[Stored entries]
↓
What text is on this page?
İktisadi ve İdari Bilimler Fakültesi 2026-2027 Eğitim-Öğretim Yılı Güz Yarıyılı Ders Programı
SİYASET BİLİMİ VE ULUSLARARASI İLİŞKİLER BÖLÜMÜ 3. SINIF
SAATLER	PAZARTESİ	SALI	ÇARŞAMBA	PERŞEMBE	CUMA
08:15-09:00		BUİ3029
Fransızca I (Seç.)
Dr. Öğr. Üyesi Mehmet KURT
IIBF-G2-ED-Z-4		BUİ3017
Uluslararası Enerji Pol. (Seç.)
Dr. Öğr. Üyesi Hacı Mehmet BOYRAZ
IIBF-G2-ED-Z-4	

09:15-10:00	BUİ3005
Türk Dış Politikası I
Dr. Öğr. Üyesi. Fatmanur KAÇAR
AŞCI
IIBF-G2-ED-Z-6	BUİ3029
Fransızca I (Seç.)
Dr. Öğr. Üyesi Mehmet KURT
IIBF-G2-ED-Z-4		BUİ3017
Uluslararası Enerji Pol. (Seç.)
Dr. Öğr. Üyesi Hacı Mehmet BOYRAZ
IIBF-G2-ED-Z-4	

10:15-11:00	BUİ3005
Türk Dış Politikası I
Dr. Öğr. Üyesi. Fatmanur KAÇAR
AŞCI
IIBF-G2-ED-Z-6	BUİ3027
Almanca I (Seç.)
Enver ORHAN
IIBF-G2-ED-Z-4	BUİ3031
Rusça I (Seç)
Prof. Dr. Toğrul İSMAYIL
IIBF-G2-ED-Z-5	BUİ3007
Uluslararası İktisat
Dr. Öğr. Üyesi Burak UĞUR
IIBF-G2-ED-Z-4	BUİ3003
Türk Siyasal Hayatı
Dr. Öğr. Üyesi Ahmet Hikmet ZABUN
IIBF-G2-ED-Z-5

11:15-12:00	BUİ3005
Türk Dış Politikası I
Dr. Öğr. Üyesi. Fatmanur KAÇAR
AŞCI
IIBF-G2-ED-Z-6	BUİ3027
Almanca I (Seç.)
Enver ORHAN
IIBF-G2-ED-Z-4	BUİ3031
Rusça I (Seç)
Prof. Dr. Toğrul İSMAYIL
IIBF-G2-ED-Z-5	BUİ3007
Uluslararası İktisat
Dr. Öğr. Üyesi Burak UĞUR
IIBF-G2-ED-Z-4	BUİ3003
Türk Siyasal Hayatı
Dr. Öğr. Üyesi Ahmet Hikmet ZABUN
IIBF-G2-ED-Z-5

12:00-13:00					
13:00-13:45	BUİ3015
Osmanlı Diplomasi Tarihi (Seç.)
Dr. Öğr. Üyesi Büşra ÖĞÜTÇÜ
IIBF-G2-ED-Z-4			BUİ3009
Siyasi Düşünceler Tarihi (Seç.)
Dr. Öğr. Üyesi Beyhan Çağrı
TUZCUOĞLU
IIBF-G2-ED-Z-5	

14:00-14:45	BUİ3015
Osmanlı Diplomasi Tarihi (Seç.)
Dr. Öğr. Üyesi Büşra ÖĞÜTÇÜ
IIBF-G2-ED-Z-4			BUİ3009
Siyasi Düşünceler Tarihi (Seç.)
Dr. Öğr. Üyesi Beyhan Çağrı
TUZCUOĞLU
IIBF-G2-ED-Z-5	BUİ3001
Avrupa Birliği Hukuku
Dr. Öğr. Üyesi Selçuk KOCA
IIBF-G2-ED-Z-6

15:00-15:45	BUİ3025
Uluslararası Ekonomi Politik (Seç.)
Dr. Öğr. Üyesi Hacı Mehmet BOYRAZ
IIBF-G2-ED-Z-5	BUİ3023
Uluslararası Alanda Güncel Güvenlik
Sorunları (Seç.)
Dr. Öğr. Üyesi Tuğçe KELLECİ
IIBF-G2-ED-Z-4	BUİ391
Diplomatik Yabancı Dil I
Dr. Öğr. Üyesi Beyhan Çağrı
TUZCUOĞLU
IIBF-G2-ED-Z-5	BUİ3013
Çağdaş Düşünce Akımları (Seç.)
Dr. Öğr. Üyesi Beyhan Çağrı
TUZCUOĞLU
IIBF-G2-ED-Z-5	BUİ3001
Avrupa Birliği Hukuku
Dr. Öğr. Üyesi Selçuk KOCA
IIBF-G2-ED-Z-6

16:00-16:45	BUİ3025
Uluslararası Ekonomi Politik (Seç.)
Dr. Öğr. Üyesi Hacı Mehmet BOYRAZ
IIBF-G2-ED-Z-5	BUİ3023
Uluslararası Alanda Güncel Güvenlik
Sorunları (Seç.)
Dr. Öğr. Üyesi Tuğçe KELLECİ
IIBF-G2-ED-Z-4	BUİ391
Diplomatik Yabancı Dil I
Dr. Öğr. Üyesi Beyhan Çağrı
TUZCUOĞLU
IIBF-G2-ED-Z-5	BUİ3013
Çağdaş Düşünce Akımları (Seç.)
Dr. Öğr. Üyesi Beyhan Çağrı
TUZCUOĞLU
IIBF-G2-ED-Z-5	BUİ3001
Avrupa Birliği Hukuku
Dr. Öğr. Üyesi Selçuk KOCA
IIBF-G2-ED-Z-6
↑
▶ _Given task_: Repeat the preceding lines exactly, please, every one of them.

▶ _Final answer_:
What text is on this page?
İktisadi ve İdari Bilimler Fakültesi 2026-2027 Eğitim-Öğretim Yılı Güz Yarıyılı Ders Programı
SİYASET BİLİMİ VE ULUSLARARASI İLİŞKİLER BÖLÜMÜ 3. SINIF
SAATLER	PAZARTESİ	SALI	ÇARŞAMBA	PERŞEMBE	CUMA
08:15-09:00		BUİ3029
Fransızca I (Seç.)
Dr. Öğr. Üyesi Mehmet KURT
IIBF-G2-ED-Z-4		BUİ3017
Uluslararası Enerji Pol. (Seç.)
Dr. Öğr. Üyesi Hacı Mehmet BOYRAZ
IIBF-G2-ED-Z-4	

09:15-10:00	BUİ3005
Türk Dış Politikası I
Dr. Öğr. Üyesi. Fatmanur KAÇAR
AŞCI
IIBF-G2-ED-Z-6	BUİ3029
Fransızca I (Seç.)
Dr. Öğr. Üyesi Mehmet KURT
IIBF-G2-ED-Z-4		BUİ3017
Uluslararası Enerji Pol. (Seç.)
Dr. Öğr. Üyesi Hacı Mehmet BOYRAZ
IIBF-G2-ED-Z-4	

10:15-11:00	BUİ3005
Türk Dış Politikası I
Dr. Öğr. Üyesi. Fatmanur KAÇAR
AŞCI
IIBF-G2-ED-Z-6	BUİ3027
Almanca I (Seç.)
Enver ORHAN
IIBF-G2-ED-Z-4	BUİ3031
Rusça I (Seç)
Prof. Dr. Toğrul İSMAYIL
IIBF-G2-ED-Z-5	BUİ3007
Uluslararası İktisat
Dr. Öğr. Üyesi Burak UĞUR
IIBF-G2-ED-Z-4	BUİ3003
Türk Siyasal Hayatı
Dr. Öğr. Üyesi Ahmet Hikmet ZABUN
IIBF-G2-ED-Z-5

11:15-12:00	BUİ3005
Türk Dış Politikası I
Dr. Öğr. Üyesi. Fatmanur KAÇAR
AŞCI
IIBF-G2-ED-Z-6	BUİ3027
Almanca I (Seç.)
Enver ORHAN
IIBF-G2-ED-Z-4	BUİ3031
Rusça I (Seç)
Prof. Dr. Toğrul İSMAYIL
IIBF-G2-ED-Z-5	BUİ3007
Uluslararası İktisat
Dr. Öğr. Üyesi Burak UĞUR
IIBF-G2-ED-Z-4	BUİ3003
Türk Siyasal Hayatı
Dr. Öğr. Üyesi Ahmet Hikmet ZABUN
IIBF-G2-ED-Z-5

12:00-13:00					
13:00-13:45	BUİ3015
Osmanlı Diplomasi Tarihi (Seç.)
Dr. Öğr. Üyesi Büşra ÖĞÜTÇÜ
IIBF-G2-ED-Z-4			BUİ3009
Siyasi Düşünceler Tarihi (Seç.)
Dr. Öğr. Üyesi Beyhan Çağrı
TUZCUOĞLU
IIBF-G2-ED-Z-5	

14:00-14:45	BUİ3015
Osmanlı Diplomasi Tarihi (Seç.)
Dr. Öğr. Üyesi Büşra ÖĞÜTÇÜ
IIBF-G2-ED-Z-4			BUİ3009
Siyasi Düşünceler Tarihi (Seç.)
Dr. Öğr. Üyesi Beyhan Çağrı
TUZCUOĞLU
IIBF-G2-ED-Z-5	BUİ3001
Avrupa Birliği Hukuku
Dr. Öğr. Üyesi Selçuk KOCA
IIBF-G2-ED-Z-6

15:00-15:45	BUİ3025
Uluslararası Ekonomi Politik (Seç.)
Dr. Öğr. Üyesi Hacı Mehmet BOYRAZ
IIBF-G2-ED-Z-5	BUİ3023
Uluslararası Alanda Güncel Güvenlik
Sorunları (Seç.)
Dr. Öğr. Üyesi Tuğçe KELLECİ
IIBF-G2-ED-Z-4	BUİ391
Diplomatik Yabancı Dil I
Dr. Öğr. Üyesi Beyhan Çağrı
TUZCUOĞLU
IIBF-G2-ED-Z-5	BUİ3013
Çağdaş Düşünce Akımları (Seç.)
Dr. Öğr. Üyesi Beyhan Çağrı
TUZCUOĞLU
IIBF-G2-ED-Z-5	BUİ3001
Avrupa Birliği Hukuku
Dr. Öğr. Üyesi Selçuk KOCA
IIBF-G2-ED-Z-6

16:00-16:45	BUİ3025
Uluslararası Ekonomi Politik (Seç.)
Dr. Öğr. Üyesi Hacı Mehmet BOYRAZ
IIBF-G2-ED-Z-5	BUİ3023
Uluslararası Alanda Güncel Güvenlik
Sorunları (Seç.)
Dr. Öğr. Üyesi Tuğçe KELLECİ
IIBF-G2-ED-Z-4	BUİ391
Diplomatik Yabancı Dil I
Dr. Öğr. Üyesi Beyhan Çağrı
TUZCUOĞLU
IIBF-G2-ED-Z-5	BUİ3013
Çağdaş Düşünce Akımları (Seç.)
Dr. Öğr. Üyesi Beyhan Çağrı
TUZCUOĞLU
IIBF-G2-ED-Z-5	BUİ3001
Avrupa Birliği Hukuku
Dr. Öğr. Üyesi Selçuk KOCA
IIBF-G2-ED-Z-6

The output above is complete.